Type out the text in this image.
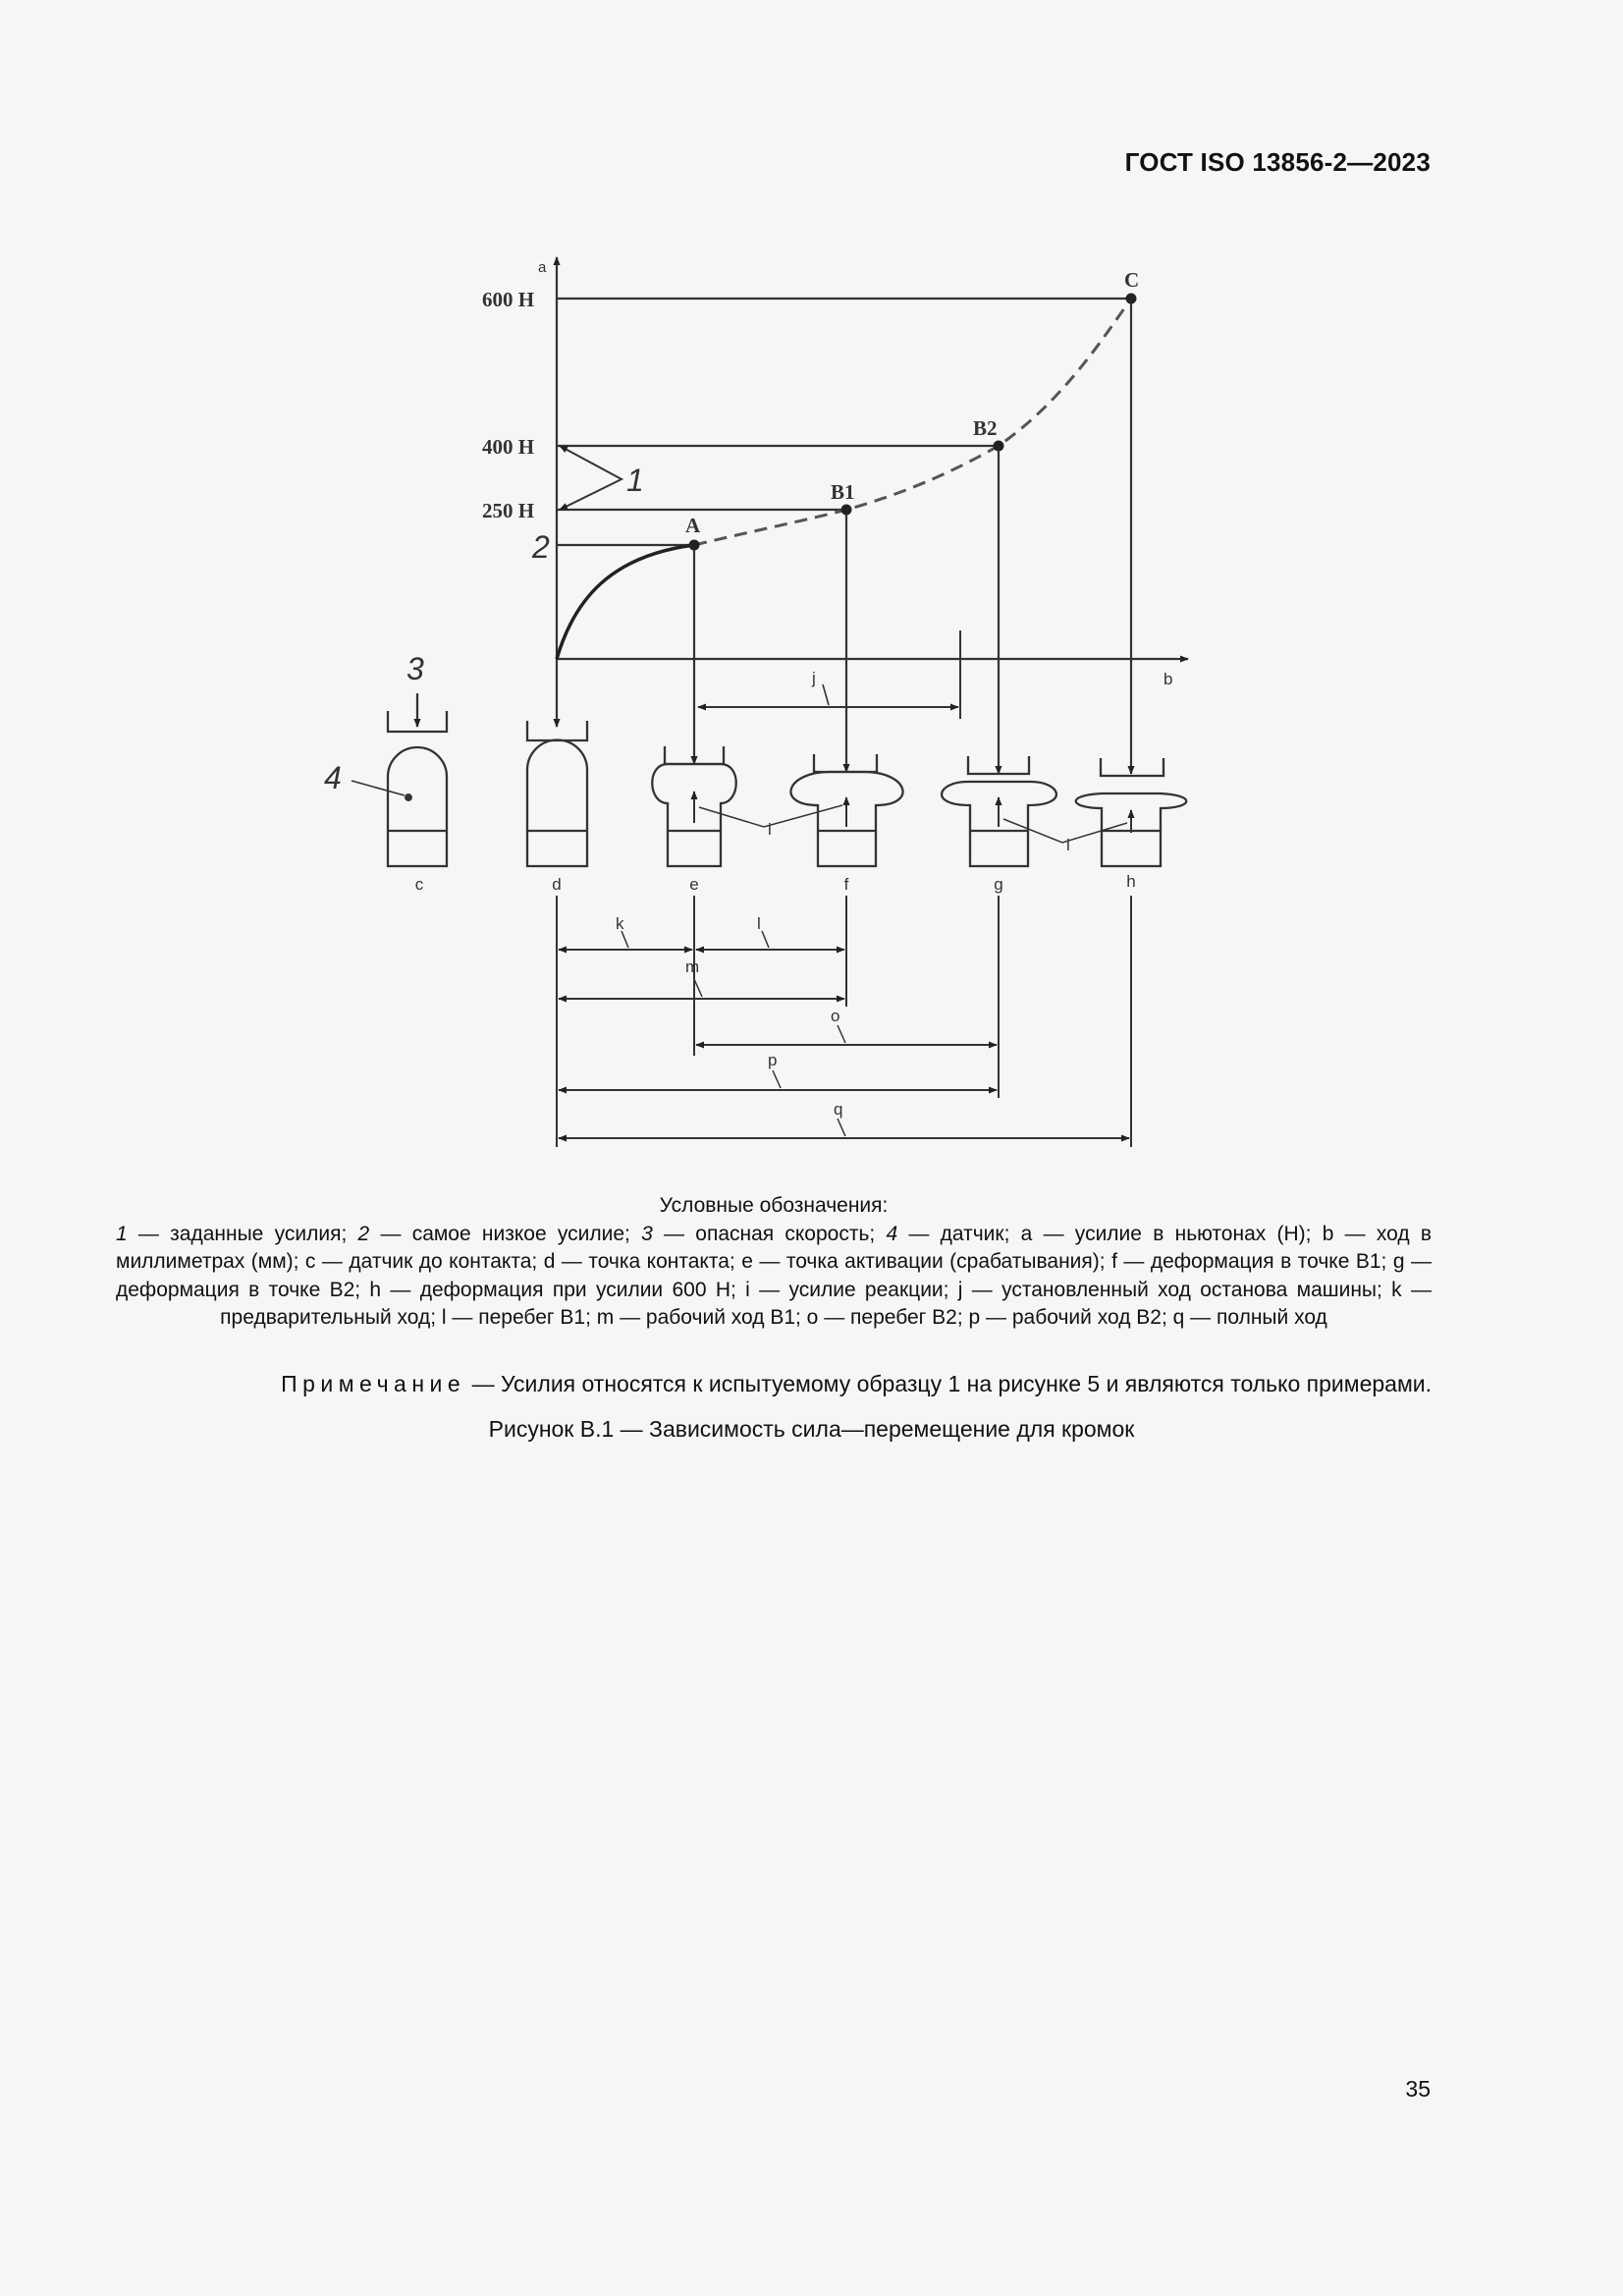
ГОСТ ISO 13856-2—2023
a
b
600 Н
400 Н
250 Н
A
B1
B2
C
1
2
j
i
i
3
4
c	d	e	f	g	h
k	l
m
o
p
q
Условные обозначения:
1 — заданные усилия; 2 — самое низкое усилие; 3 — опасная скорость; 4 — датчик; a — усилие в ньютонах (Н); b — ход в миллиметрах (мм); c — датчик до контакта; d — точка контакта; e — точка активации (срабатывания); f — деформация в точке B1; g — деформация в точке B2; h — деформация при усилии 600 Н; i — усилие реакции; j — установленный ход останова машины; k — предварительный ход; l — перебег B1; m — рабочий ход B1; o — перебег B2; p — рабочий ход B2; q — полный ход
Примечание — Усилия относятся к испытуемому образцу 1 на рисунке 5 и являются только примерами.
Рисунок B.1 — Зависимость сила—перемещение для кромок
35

** Work to do **
Strip out the images, then output the records above word for word.

** Right answer **
Type out the text in this image.
ГОСТ ISO 13856-2—2023
a
b
600 Н
400 Н
250 Н
A
B1
B2
C
1
2
j
i
i
3
4
c	d	e	f	g	h
k	l
m
o
p
q
Условные обозначения:
1 — заданные усилия; 2 — самое низкое усилие; 3 — опасная скорость; 4 — датчик; a — усилие в ньютонах (Н); b — ход в миллиметрах (мм); c — датчик до контакта; d — точка контакта; e — точка активации (срабатывания); f — деформация в точке B1; g — деформация в точке B2; h — деформация при усилии 600 Н; i — усилие реакции; j — установленный ход останова машины; k — предварительный ход; l — перебег B1; m — рабочий ход B1; o — перебег B2; p — рабочий ход B2; q — полный ход
Примечание — Усилия относятся к испытуемому образцу 1 на рисунке 5 и являются только примерами.
Рисунок B.1 — Зависимость сила—перемещение для кромок
35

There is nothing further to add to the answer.